THE REQUEST
Copy out every line that contains "Build".
..............................
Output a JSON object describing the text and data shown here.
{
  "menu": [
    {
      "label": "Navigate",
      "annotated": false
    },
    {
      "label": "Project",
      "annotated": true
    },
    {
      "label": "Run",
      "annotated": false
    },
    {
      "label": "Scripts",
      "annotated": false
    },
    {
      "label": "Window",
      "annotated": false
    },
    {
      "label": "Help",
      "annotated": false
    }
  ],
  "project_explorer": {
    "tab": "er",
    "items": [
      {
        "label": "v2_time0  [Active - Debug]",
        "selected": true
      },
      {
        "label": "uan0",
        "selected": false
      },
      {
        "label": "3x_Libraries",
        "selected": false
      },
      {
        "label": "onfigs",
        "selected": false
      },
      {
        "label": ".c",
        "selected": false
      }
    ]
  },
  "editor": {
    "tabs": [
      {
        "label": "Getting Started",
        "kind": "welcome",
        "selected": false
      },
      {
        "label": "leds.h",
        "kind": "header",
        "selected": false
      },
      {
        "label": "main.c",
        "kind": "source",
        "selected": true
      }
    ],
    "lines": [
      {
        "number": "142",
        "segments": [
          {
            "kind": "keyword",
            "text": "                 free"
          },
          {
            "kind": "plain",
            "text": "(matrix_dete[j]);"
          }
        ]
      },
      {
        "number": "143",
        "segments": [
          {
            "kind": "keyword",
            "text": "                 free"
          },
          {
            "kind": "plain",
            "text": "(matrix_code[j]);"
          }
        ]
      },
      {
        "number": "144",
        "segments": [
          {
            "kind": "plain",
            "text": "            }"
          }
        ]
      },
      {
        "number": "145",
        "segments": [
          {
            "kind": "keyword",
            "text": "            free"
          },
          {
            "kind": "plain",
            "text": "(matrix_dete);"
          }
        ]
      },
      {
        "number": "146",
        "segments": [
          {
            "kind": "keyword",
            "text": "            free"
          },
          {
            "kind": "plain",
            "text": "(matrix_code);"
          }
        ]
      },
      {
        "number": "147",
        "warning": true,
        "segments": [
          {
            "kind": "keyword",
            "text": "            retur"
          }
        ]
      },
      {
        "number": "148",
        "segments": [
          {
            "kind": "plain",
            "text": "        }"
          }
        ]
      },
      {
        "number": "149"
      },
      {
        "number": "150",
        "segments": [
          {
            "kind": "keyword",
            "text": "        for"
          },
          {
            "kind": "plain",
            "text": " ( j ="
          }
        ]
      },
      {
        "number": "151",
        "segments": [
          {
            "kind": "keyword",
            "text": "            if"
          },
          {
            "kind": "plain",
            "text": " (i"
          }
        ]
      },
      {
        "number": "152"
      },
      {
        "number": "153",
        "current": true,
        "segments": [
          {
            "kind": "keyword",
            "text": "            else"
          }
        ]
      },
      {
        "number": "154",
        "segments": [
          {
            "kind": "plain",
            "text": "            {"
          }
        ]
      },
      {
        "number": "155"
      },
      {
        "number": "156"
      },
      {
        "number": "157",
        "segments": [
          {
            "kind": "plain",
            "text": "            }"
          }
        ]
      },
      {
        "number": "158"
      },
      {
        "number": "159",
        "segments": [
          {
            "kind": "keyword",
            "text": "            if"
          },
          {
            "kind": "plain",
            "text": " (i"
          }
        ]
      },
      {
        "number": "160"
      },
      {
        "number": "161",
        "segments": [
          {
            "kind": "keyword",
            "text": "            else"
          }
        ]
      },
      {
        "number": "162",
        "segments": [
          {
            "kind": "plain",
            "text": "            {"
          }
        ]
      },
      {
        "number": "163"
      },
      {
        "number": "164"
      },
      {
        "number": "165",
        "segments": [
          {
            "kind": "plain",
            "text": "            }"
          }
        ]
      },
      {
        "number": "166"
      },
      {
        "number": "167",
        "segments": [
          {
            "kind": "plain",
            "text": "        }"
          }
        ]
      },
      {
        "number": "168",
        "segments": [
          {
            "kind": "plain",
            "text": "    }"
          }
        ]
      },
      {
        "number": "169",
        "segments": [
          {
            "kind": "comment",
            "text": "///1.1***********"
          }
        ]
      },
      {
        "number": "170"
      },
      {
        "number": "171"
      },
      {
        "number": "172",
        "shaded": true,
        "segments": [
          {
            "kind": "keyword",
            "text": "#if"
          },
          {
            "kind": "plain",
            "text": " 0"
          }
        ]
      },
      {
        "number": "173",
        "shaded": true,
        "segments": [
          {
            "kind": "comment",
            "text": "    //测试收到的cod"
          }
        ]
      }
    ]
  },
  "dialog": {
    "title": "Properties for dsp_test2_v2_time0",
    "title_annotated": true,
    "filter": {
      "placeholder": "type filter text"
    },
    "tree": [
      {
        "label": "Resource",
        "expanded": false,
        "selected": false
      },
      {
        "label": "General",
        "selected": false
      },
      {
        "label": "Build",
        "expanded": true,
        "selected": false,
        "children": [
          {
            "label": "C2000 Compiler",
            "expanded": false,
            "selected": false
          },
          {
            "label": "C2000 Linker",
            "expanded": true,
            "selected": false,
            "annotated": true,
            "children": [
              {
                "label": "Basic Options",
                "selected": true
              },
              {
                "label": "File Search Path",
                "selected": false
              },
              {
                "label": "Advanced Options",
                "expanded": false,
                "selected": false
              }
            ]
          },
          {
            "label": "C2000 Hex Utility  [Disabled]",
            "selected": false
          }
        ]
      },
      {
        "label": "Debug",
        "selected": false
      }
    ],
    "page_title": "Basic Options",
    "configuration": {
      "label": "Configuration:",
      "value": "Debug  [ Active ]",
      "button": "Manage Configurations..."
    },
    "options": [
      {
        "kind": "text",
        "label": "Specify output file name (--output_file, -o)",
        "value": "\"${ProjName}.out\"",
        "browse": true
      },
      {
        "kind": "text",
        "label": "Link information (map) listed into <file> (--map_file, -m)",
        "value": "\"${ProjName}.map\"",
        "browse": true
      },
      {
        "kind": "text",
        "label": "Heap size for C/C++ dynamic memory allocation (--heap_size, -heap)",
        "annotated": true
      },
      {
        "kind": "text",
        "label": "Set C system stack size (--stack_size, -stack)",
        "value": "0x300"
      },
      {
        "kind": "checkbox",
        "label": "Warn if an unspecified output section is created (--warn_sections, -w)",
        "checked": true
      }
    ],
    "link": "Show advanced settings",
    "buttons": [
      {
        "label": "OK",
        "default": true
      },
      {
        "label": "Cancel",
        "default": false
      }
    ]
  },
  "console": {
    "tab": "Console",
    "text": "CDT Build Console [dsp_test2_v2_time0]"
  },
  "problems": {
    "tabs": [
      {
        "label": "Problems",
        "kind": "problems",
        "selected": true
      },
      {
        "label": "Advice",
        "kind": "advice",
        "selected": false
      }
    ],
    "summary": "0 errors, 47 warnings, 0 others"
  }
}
..............................
ANSWER TO THIS TASK
        "label": "Build",
    "text": "CDT Build Console [dsp_test2_v2_time0]"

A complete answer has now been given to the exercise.